((
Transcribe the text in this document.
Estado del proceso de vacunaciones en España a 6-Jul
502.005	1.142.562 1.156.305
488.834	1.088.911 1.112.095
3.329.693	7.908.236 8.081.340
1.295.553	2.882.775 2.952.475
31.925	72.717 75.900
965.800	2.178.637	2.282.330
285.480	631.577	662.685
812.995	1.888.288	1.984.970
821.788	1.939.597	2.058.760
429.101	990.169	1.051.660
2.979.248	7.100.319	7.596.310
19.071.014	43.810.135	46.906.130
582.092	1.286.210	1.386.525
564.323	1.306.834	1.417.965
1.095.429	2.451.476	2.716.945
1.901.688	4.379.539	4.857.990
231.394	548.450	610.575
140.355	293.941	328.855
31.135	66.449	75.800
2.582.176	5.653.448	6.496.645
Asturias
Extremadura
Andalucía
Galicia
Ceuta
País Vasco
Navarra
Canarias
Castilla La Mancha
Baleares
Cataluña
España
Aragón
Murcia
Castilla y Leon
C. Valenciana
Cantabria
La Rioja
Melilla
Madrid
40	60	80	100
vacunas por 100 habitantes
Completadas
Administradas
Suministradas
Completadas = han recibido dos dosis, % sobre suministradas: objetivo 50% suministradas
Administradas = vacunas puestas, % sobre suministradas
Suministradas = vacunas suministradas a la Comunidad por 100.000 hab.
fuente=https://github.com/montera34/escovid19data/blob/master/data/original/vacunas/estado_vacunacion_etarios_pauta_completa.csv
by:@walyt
))
__Goal__: Take every line containing the word "Administradas" and copy it.

__The reply__:
Administradas
Administradas = vacunas puestas, % sobre suministradas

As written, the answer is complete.